A run of records:
◆ ◆ ◆ ◆ ◆ ◆ ◆

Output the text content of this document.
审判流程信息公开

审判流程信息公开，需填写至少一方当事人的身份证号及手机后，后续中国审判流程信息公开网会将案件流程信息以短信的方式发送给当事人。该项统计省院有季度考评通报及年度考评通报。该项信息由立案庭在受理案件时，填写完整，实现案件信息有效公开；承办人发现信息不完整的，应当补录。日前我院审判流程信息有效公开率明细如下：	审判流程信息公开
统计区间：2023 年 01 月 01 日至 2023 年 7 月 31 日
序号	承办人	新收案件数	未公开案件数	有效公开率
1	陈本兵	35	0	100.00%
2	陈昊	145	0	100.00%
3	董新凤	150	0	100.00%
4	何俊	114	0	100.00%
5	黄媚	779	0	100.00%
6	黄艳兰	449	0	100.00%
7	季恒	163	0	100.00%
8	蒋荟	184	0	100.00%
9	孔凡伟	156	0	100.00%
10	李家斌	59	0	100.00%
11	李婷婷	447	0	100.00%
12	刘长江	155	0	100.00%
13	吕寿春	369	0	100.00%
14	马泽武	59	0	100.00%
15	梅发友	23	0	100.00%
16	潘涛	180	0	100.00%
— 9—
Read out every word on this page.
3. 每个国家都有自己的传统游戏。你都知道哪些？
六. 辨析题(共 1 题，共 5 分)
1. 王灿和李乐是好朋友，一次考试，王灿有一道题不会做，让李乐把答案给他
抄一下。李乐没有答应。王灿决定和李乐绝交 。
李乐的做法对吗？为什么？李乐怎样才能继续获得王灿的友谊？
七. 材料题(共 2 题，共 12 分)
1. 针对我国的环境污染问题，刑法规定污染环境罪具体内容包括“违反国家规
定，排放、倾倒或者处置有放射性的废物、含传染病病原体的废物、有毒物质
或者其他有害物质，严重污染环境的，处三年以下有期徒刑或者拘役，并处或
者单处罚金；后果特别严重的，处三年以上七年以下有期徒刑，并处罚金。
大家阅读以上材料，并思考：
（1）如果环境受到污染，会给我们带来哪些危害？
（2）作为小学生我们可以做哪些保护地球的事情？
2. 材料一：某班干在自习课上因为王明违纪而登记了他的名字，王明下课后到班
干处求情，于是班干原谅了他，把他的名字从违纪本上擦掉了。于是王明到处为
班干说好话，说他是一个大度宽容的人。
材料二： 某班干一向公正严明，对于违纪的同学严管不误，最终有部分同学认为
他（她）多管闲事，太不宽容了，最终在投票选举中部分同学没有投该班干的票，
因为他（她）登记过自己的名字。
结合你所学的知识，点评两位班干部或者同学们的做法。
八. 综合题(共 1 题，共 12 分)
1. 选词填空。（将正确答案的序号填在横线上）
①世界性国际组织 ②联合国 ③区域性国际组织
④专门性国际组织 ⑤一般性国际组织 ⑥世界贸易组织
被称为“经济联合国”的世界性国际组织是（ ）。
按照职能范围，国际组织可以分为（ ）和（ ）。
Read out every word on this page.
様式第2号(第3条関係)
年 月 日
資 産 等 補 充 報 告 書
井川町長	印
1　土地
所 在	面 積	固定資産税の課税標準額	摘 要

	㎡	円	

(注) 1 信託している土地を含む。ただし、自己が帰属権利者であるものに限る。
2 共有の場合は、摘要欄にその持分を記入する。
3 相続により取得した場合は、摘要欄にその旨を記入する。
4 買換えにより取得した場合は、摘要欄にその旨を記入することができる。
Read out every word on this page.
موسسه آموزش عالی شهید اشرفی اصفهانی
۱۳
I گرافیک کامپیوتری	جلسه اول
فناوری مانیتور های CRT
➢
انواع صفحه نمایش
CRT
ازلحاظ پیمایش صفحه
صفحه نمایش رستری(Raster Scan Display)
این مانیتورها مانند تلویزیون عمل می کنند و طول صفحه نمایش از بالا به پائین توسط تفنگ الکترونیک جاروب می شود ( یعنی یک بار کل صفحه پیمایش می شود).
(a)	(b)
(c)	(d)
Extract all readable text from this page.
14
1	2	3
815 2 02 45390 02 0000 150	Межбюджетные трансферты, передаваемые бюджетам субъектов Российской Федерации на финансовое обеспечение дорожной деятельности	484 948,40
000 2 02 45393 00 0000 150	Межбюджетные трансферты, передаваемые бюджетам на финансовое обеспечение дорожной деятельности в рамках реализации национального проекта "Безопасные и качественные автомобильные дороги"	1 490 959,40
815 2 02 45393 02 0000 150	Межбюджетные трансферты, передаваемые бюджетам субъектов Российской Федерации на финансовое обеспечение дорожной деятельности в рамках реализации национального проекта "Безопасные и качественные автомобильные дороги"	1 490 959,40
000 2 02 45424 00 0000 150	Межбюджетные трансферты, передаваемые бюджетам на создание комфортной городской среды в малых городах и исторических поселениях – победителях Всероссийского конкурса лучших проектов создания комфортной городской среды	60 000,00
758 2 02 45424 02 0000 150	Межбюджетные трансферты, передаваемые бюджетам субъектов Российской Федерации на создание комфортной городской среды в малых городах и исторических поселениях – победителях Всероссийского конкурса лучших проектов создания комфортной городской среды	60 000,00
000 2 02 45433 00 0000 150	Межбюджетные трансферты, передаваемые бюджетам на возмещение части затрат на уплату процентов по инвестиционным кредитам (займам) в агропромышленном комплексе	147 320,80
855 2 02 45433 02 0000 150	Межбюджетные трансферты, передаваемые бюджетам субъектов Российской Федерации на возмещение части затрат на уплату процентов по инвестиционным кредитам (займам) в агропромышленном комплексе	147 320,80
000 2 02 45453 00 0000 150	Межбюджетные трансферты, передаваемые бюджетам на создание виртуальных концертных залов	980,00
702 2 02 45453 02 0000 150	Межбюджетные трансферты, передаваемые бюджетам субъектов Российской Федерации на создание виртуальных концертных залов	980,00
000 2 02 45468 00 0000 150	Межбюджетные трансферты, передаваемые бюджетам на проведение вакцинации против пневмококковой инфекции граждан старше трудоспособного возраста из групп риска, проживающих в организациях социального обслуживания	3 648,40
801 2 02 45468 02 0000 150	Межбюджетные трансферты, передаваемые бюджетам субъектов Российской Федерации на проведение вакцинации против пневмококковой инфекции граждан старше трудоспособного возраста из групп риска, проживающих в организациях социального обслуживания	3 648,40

◆ ◆ ◆ ◆ ◆ ◆ ◆

### Task description
Copy the data above in full, character for character.

### The result
Output the text content of this document.
审判流程信息公开

审判流程信息公开，需填写至少一方当事人的身份证号及手机后，后续中国审判流程信息公开网会将案件流程信息以短信的方式发送给当事人。该项统计省院有季度考评通报及年度考评通报。该项信息由立案庭在受理案件时，填写完整，实现案件信息有效公开；承办人发现信息不完整的，应当补录。日前我院审判流程信息有效公开率明细如下：	审判流程信息公开
统计区间：2023 年 01 月 01 日至 2023 年 7 月 31 日
序号	承办人	新收案件数	未公开案件数	有效公开率
1	陈本兵	35	0	100.00%
2	陈昊	145	0	100.00%
3	董新凤	150	0	100.00%
4	何俊	114	0	100.00%
5	黄媚	779	0	100.00%
6	黄艳兰	449	0	100.00%
7	季恒	163	0	100.00%
8	蒋荟	184	0	100.00%
9	孔凡伟	156	0	100.00%
10	李家斌	59	0	100.00%
11	李婷婷	447	0	100.00%
12	刘长江	155	0	100.00%
13	吕寿春	369	0	100.00%
14	马泽武	59	0	100.00%
15	梅发友	23	0	100.00%
16	潘涛	180	0	100.00%
— 9—
Read out every word on this page.
3. 每个国家都有自己的传统游戏。你都知道哪些？
六. 辨析题(共 1 题，共 5 分)
1. 王灿和李乐是好朋友，一次考试，王灿有一道题不会做，让李乐把答案给他
抄一下。李乐没有答应。王灿决定和李乐绝交 。
李乐的做法对吗？为什么？李乐怎样才能继续获得王灿的友谊？
七. 材料题(共 2 题，共 12 分)
1. 针对我国的环境污染问题，刑法规定污染环境罪具体内容包括“违反国家规
定，排放、倾倒或者处置有放射性的废物、含传染病病原体的废物、有毒物质
或者其他有害物质，严重污染环境的，处三年以下有期徒刑或者拘役，并处或
者单处罚金；后果特别严重的，处三年以上七年以下有期徒刑，并处罚金。
大家阅读以上材料，并思考：
（1）如果环境受到污染，会给我们带来哪些危害？
（2）作为小学生我们可以做哪些保护地球的事情？
2. 材料一：某班干在自习课上因为王明违纪而登记了他的名字，王明下课后到班
干处求情，于是班干原谅了他，把他的名字从违纪本上擦掉了。于是王明到处为
班干说好话，说他是一个大度宽容的人。
材料二： 某班干一向公正严明，对于违纪的同学严管不误，最终有部分同学认为
他（她）多管闲事，太不宽容了，最终在投票选举中部分同学没有投该班干的票，
因为他（她）登记过自己的名字。
结合你所学的知识，点评两位班干部或者同学们的做法。
八. 综合题(共 1 题，共 12 分)
1. 选词填空。（将正确答案的序号填在横线上）
①世界性国际组织 ②联合国 ③区域性国际组织
④专门性国际组织 ⑤一般性国际组织 ⑥世界贸易组织
被称为“经济联合国”的世界性国际组织是（ ）。
按照职能范围，国际组织可以分为（ ）和（ ）。
Read out every word on this page.
様式第2号(第3条関係)
年 月 日
資 産 等 補 充 報 告 書
井川町長	印
1　土地
所 在	面 積	固定資産税の課税標準額	摘 要

	㎡	円	

(注) 1 信託している土地を含む。ただし、自己が帰属権利者であるものに限る。
2 共有の場合は、摘要欄にその持分を記入する。
3 相続により取得した場合は、摘要欄にその旨を記入する。
4 買換えにより取得した場合は、摘要欄にその旨を記入することができる。
Read out every word on this page.
موسسه آموزش عالی شهید اشرفی اصفهانی
۱۳
I گرافیک کامپیوتری	جلسه اول
فناوری مانیتور های CRT
➢
انواع صفحه نمایش
CRT
ازلحاظ پیمایش صفحه
صفحه نمایش رستری(Raster Scan Display)
این مانیتورها مانند تلویزیون عمل می کنند و طول صفحه نمایش از بالا به پائین توسط تفنگ الکترونیک جاروب می شود ( یعنی یک بار کل صفحه پیمایش می شود).
(a)	(b)
(c)	(d)
Extract all readable text from this page.
14
1	2	3
815 2 02 45390 02 0000 150	Межбюджетные трансферты, передаваемые бюджетам субъектов Российской Федерации на финансовое обеспечение дорожной деятельности	484 948,40
000 2 02 45393 00 0000 150	Межбюджетные трансферты, передаваемые бюджетам на финансовое обеспечение дорожной деятельности в рамках реализации национального проекта "Безопасные и качественные автомобильные дороги"	1 490 959,40
815 2 02 45393 02 0000 150	Межбюджетные трансферты, передаваемые бюджетам субъектов Российской Федерации на финансовое обеспечение дорожной деятельности в рамках реализации национального проекта "Безопасные и качественные автомобильные дороги"	1 490 959,40
000 2 02 45424 00 0000 150	Межбюджетные трансферты, передаваемые бюджетам на создание комфортной городской среды в малых городах и исторических поселениях – победителях Всероссийского конкурса лучших проектов создания комфортной городской среды	60 000,00
758 2 02 45424 02 0000 150	Межбюджетные трансферты, передаваемые бюджетам субъектов Российской Федерации на создание комфортной городской среды в малых городах и исторических поселениях – победителях Всероссийского конкурса лучших проектов создания комфортной городской среды	60 000,00
000 2 02 45433 00 0000 150	Межбюджетные трансферты, передаваемые бюджетам на возмещение части затрат на уплату процентов по инвестиционным кредитам (займам) в агропромышленном комплексе	147 320,80
855 2 02 45433 02 0000 150	Межбюджетные трансферты, передаваемые бюджетам субъектов Российской Федерации на возмещение части затрат на уплату процентов по инвестиционным кредитам (займам) в агропромышленном комплексе	147 320,80
000 2 02 45453 00 0000 150	Межбюджетные трансферты, передаваемые бюджетам на создание виртуальных концертных залов	980,00
702 2 02 45453 02 0000 150	Межбюджетные трансферты, передаваемые бюджетам субъектов Российской Федерации на создание виртуальных концертных залов	980,00
000 2 02 45468 00 0000 150	Межбюджетные трансферты, передаваемые бюджетам на проведение вакцинации против пневмококковой инфекции граждан старше трудоспособного возраста из групп риска, проживающих в организациях социального обслуживания	3 648,40
801 2 02 45468 02 0000 150	Межбюджетные трансферты, передаваемые бюджетам субъектов Российской Федерации на проведение вакцинации против пневмококковой инфекции граждан старше трудоспособного возраста из групп риска, проживающих в организациях социального обслуживания	3 648,40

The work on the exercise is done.